** Start **

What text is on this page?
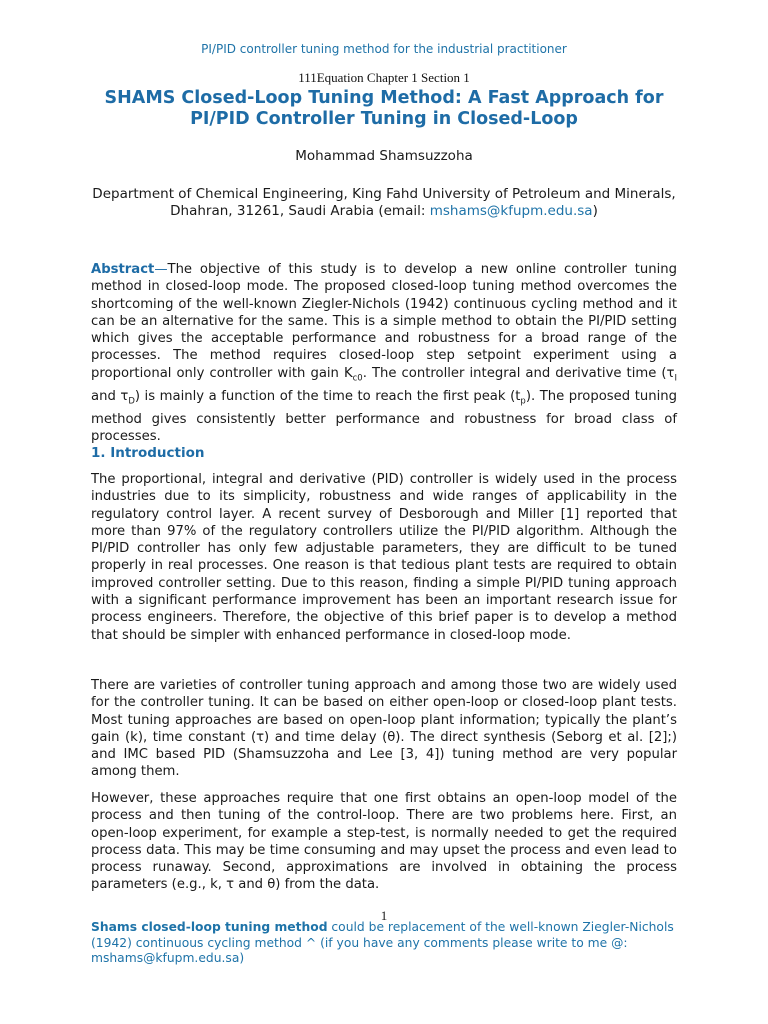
PI/PID controller tuning method for the industrial practitioner
111Equation Chapter 1 Section 1
SHAMS Closed-Loop Tuning Method: A Fast Approach for PI/PID Controller Tuning in Closed-Loop
Mohammad Shamsuzzoha
Department of Chemical Engineering, King Fahd University of Petroleum and Minerals,
Dhahran, 31261, Saudi Arabia (email: mshams@kfupm.edu.sa)

Abstract—The objective of this study is to develop a new online controller tuning method in closed-loop mode. The proposed closed-loop tuning method overcomes the shortcoming of the well-known Ziegler-Nichols (1942) continuous cycling method and it can be an alternative for the same. This is a simple method to obtain the PI/PID setting which gives the acceptable performance and robustness for a broad range of the processes. The method requires closed-loop step setpoint experiment using a proportional only controller with gain $K_{c0}$. The controller integral and derivative time ($\tau_I$ and $\tau_D$) is mainly a function of the time to reach the first peak $(t_p)$. The proposed tuning method gives consistently better performance and robustness for broad class of processes.

1. Introduction

The proportional, integral and derivative (PID) controller is widely used in the process industries due to its simplicity, robustness and wide ranges of applicability in the regulatory control layer. A recent survey of Desborough and Miller [1] reported that more than 97% of the regulatory controllers utilize the PI/PID algorithm. Although the PI/PID controller has only few adjustable parameters, they are difficult to be tuned properly in real processes. One reason is that tedious plant tests are required to obtain improved controller setting. Due to this reason, finding a simple PI/PID tuning approach with a significant performance improvement has been an important research issue for process engineers. Therefore, the objective of this brief paper is to develop a method that should be simpler with enhanced performance in closed-loop mode.

There are varieties of controller tuning approach and among those two are widely used for the controller tuning. It can be based on either open-loop or closed-loop plant tests. Most tuning approaches are based on open-loop plant information; typically the plant’s gain (k), time constant (τ) and time delay (θ). The direct synthesis (Seborg et al. [2];) and IMC based PID (Shamsuzzoha and Lee [3, 4]) tuning method are very popular among them.

However, these approaches require that one first obtains an open-loop model of the process and then tuning of the control-loop. There are two problems here. First, an open-loop experiment, for example a step-test, is normally needed to get the required process data. This may be time consuming and may upset the process and even lead to process runaway. Second, approximations are involved in obtaining the process parameters (e.g., k, τ and θ) from the data.

1
Shams closed-loop tuning method could be replacement of the well-known Ziegler-Nichols (1942) continuous cycling method ^ (if you have any comments please write to me @: mshams@kfupm.edu.sa)
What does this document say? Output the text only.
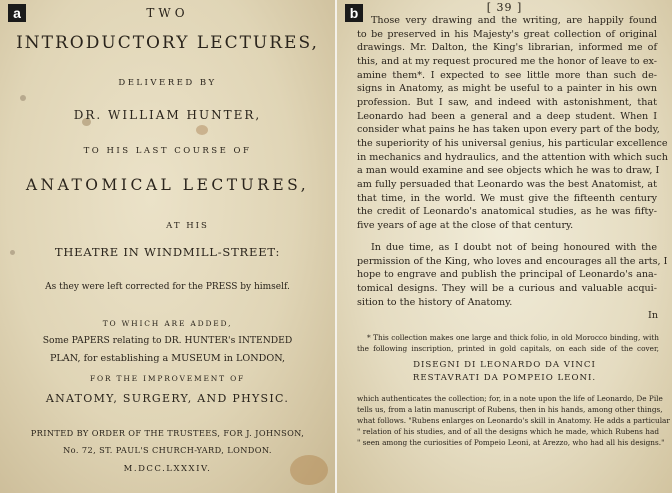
a	TWO
INTRODUCTORY LECTURES,
DELIVERED BY
DR. WILLIAM HUNTER,
TO HIS LAST COURSE OF
ANATOMICAL LECTURES,
AT HIS
THEATRE IN WINDMILL-STREET:
As they were left corrected for the PRESS by himself.
TO WHICH ARE ADDED,
Some PAPERS relating to DR. HUNTER's INTENDED
PLAN, for establishing a MUSEUM in LONDON,
FOR THE IMPROVEMENT OF
ANATOMY, SURGERY, AND PHYSIC.
PRINTED BY ORDER OF THE TRUSTEES, FOR J. JOHNSON,
No. 72, ST. PAUL'S CHURCH-YARD, LONDON.
M.DCC.LXXXIV.
b	[ 39 ]
Those very drawing and the writing, are happily found
to be preserved in his Majesty's great collection of original
drawings. Mr. Dalton, the King's librarian, informed me of
this, and at my request procured me the honor of leave to ex-
amine them*. I expected to see little more than such de-
signs in Anatomy, as might be useful to a painter in his own
profession. But I saw, and indeed with astonishment, that
Leonardo had been a general and a deep student. When I
consider what pains he has taken upon every part of the body,
the superiority of his universal genius, his particular excellence
in mechanics and hydraulics, and the attention with which such
a man would examine and see objects which he was to draw, I
am fully persuaded that Leonardo was the best Anatomist, at
that time, in the world. We must give the fifteenth century
the credit of Leonardo's anatomical studies, as he was fifty-
five years of age at the close of that century.
In due time, as I doubt not of being honoured with the
permission of the King, who loves and encourages all the arts, I
hope to engrave and publish the principal of Leonardo's ana-
tomical designs. They will be a curious and valuable acqui-
sition to the history of Anatomy.
In
* This collection makes one large and thick folio, in old Morocco binding, with
the following inscription, printed in gold capitals, on each side of the cover,
DISEGNI DI LEONARDO DA VINCI
RESTAVRATI DA POMPEIO LEONI.
which authenticates the collection; for, in a note upon the life of Leonardo, De Pile
tells us, from a latin manuscript of Rubens, then in his hands, among other things,
what follows. "Rubens enlarges on Leonardo's skill in Anatomy. He adds a particular
" relation of his studies, and of all the designs which he made, which Rubens had
" seen among the curiosities of Pompeio Leoni, at Arezzo, who had all his designs."
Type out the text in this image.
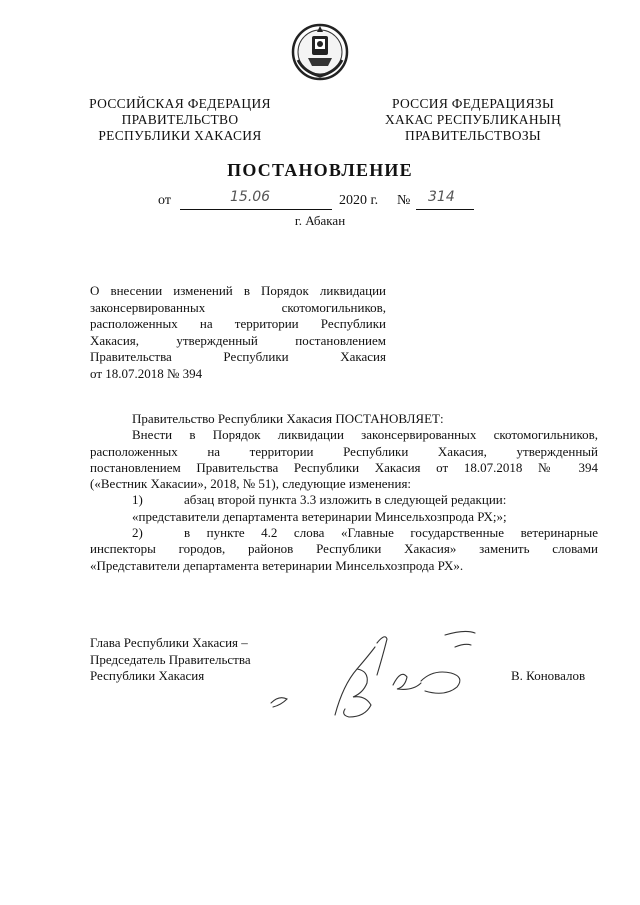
РОССИЙСКАЯ ФЕДЕРАЦИЯ
ПРАВИТЕЛЬСТВО
РЕСПУБЛИКИ ХАКАСИЯ
РОССИЯ ФЕДЕРАЦИЯЗЫ
ХАКАС РЕСПУБЛИКАНЫҢ
ПРАВИТЕЛЬСТВОЗЫ
ПОСТАНОВЛЕНИЕ
от	15.06	2020 г. № 314
г. Абакан
О внесении изменений в Порядок ликвидации
законсервированных скотомогильников,
расположенных на территории Республики
Хакасия, утвержденный постановлением
Правительства Республики Хакасия
от 18.07.2018 № 394
Правительство Республики Хакасия ПОСТАНОВЛЯЕТ:
Внести в Порядок ликвидации законсервированных скотомогильников,
расположенных на территории Республики Хакасия, утвержденный
постановлением Правительства Республики Хакасия от 18.07.2018 № 394
(«Вестник Хакасии», 2018, № 51), следующие изменения:
1)	абзац второй пункта 3.3 изложить в следующей редакции:
«представители департамента ветеринарии Минсельхозпрода РХ;»;
2)	в пункте 4.2 слова «Главные государственные ветеринарные
инспекторы городов, районов Республики Хакасия» заменить словами
«Представители департамента ветеринарии Минсельхозпрода РХ».
Глава Республики Хакасия –
Председатель Правительства
Республики Хакасия	В. Коновалов
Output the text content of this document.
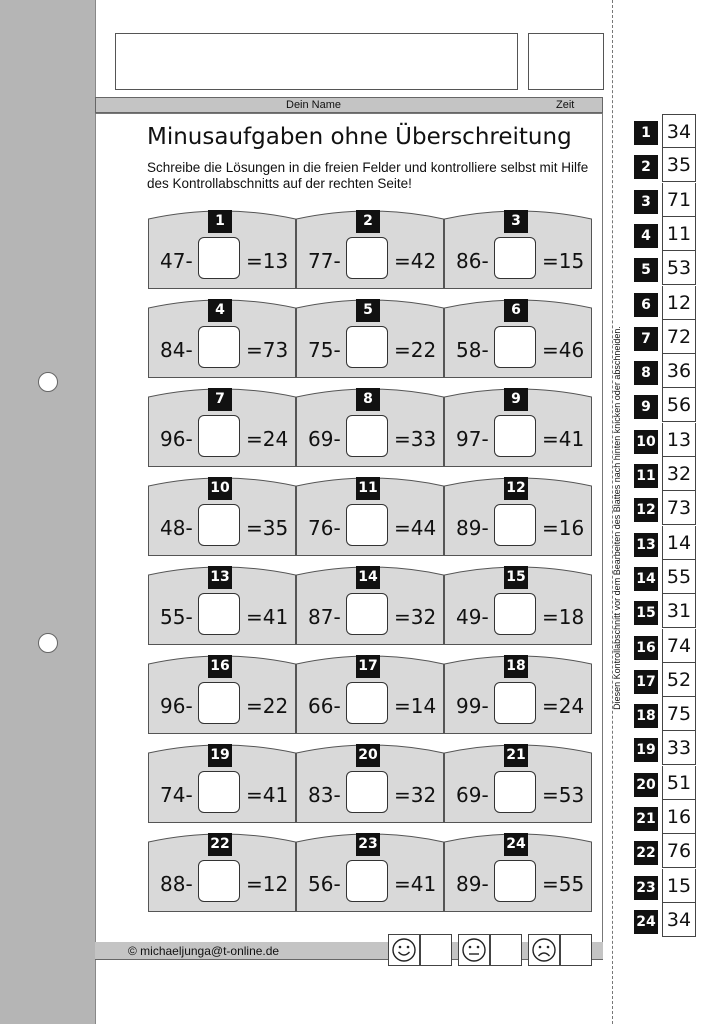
Dein Name	Zeit
Minusaufgaben ohne Überschreitung

Schreibe die Lösungen in die freien Felder und kontrolliere selbst mit Hilfe des Kontrollabschnitts auf der rechten Seite!

1
47-	=13
2
77-	=42
3
86-	=15
4
84-	=73
5
75-	=22
6
58-	=46
7
96-	=24
8
69-	=33
9
97-	=41
10
48-	=35
11
76-	=44
12
89-	=16
13
55-	=41
14
87-	=32
15
49-	=18
16
96-	=22
17
66-	=14
18
99-	=24
19
74-	=41
20
83-	=32
21
69-	=53
22
88-	=12
23
56-	=41
24
89-	=55
© michaeljunga@t-online.de
Diesen Kontrollabschnitt vor dem Bearbeiten des Blattes nach hinten knicken oder abschneiden.
1 34
2 35
3 71
4 11
5 53
6 12
7 72
8 36
9 56
10 13
11 32
12 73
13 14
14 55
15 31
16 74
17 52
18 75
19 33
20 51
21 16
22 76
23 15
24 34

** End **

Objective:
Leaving out every picture, extract verbatim the lines from the one containing "Output the text content of this document." through the last line of the listing, inclusive.

Task solution:
Output the text content of this document.
Dein Name	Zeit
Minusaufgaben ohne Überschreitung

Schreibe die Lösungen in die freien Felder und kontrolliere selbst mit Hilfe des Kontrollabschnitts auf der rechten Seite!

1
47-	=13
2
77-	=42
3
86-	=15
4
84-	=73
5
75-	=22
6
58-	=46
7
96-	=24
8
69-	=33
9
97-	=41
10
48-	=35
11
76-	=44
12
89-	=16
13
55-	=41
14
87-	=32
15
49-	=18
16
96-	=22
17
66-	=14
18
99-	=24
19
74-	=41
20
83-	=32
21
69-	=53
22
88-	=12
23
56-	=41
24
89-	=55
© michaeljunga@t-online.de
Diesen Kontrollabschnitt vor dem Bearbeiten des Blattes nach hinten knicken oder abschneiden.
1 34
2 35
3 71
4 11
5 53
6 12
7 72
8 36
9 56
10 13
11 32
12 73
13 14
14 55
15 31
16 74
17 52
18 75
19 33
20 51
21 16
22 76
23 15
24 34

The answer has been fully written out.